**Data entries:**

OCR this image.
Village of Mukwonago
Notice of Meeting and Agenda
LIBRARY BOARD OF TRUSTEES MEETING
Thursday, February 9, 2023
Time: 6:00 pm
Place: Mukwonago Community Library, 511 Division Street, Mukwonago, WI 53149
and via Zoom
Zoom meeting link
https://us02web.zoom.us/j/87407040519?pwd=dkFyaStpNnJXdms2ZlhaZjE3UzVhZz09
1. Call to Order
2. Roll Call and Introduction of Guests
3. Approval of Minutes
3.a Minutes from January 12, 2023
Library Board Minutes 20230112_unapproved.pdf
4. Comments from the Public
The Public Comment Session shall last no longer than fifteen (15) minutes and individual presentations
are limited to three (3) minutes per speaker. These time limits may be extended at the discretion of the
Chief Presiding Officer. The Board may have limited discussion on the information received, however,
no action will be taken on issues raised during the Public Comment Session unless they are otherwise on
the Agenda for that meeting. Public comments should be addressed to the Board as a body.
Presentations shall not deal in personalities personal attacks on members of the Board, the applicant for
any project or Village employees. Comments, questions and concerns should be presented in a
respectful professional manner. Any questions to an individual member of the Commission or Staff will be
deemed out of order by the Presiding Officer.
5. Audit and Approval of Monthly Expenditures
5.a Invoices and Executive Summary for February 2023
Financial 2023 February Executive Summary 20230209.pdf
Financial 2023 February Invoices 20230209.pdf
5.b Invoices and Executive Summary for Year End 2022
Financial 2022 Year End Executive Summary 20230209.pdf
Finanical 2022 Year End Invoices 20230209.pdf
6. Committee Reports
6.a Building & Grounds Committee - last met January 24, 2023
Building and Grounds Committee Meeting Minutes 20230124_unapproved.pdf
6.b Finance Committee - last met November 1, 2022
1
==
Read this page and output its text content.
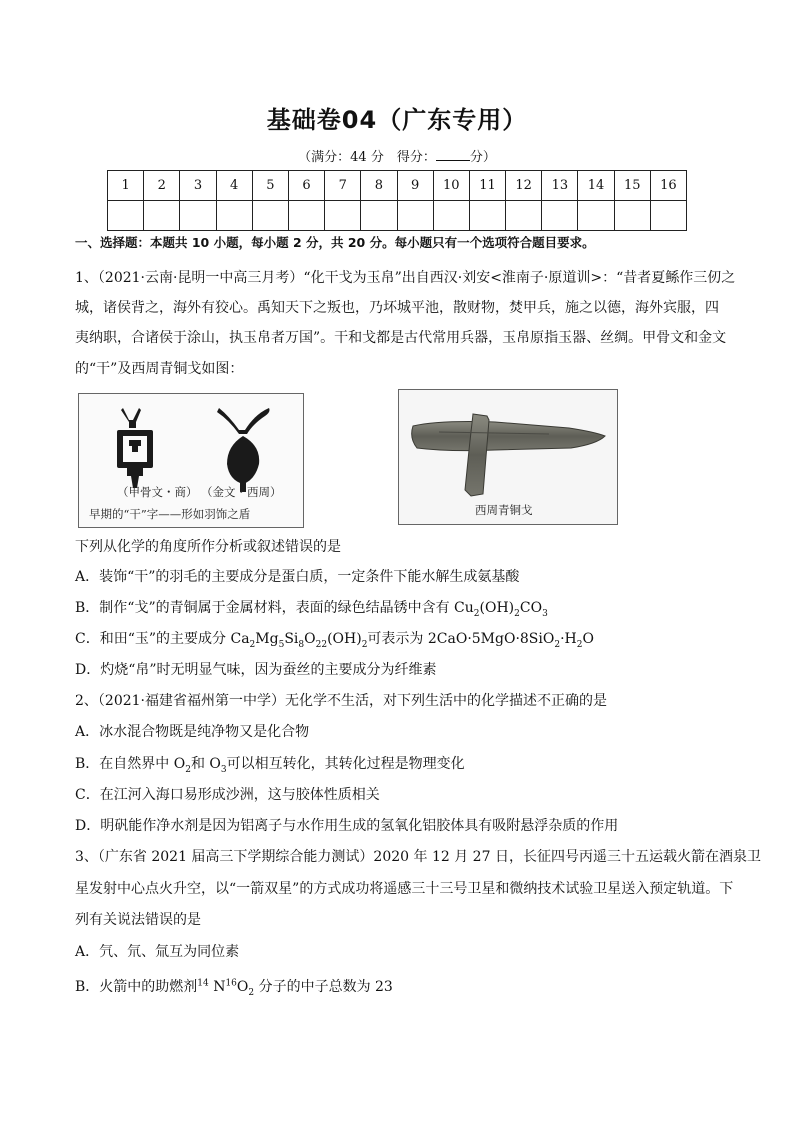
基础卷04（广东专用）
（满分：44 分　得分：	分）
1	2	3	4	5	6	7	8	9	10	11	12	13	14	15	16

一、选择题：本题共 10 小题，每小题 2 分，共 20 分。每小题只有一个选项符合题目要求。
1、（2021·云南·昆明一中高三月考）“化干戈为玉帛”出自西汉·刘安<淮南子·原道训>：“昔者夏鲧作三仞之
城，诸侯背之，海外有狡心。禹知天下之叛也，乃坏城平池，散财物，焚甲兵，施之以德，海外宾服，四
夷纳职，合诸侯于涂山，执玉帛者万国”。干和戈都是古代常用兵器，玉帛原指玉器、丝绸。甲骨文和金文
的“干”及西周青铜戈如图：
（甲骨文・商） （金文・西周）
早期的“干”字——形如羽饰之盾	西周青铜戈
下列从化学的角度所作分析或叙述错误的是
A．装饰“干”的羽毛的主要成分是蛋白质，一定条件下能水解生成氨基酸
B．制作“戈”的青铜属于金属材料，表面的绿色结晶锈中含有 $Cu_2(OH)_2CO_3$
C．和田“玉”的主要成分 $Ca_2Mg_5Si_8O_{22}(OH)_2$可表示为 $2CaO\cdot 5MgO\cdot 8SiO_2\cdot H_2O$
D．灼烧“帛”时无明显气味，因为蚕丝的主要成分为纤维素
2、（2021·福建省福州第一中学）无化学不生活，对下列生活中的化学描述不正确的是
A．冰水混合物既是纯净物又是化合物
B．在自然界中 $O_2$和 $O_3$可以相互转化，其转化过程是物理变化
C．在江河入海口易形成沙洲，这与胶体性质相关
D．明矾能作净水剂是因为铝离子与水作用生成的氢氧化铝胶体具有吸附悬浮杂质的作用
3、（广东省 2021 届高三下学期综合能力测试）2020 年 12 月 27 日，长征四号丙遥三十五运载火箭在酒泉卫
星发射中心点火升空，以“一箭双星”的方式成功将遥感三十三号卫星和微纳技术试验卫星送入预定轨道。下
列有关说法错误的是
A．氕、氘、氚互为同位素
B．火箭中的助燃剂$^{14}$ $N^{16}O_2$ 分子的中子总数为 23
--
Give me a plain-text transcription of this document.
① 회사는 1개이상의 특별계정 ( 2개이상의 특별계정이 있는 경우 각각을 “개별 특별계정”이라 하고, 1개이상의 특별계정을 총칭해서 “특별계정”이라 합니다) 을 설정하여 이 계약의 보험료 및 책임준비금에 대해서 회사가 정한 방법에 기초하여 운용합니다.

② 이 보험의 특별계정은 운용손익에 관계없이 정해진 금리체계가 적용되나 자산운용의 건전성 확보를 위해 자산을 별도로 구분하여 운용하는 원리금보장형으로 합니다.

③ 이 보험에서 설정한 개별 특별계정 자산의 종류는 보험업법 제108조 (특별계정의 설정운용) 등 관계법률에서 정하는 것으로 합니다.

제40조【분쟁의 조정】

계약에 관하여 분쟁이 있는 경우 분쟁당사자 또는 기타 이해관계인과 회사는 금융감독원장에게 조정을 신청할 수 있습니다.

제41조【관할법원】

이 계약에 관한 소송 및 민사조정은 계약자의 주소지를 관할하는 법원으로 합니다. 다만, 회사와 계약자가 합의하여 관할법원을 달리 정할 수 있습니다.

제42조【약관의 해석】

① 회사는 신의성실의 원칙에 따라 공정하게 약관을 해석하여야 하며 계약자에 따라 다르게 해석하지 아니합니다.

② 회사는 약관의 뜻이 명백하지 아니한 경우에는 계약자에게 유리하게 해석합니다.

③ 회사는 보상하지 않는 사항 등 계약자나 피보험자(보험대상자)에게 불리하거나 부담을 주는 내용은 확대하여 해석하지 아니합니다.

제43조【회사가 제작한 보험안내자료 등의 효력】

**What is required:**
Determine the number of lines in the records that include the string "Invoices", and respond with that number only.

**Output:**
4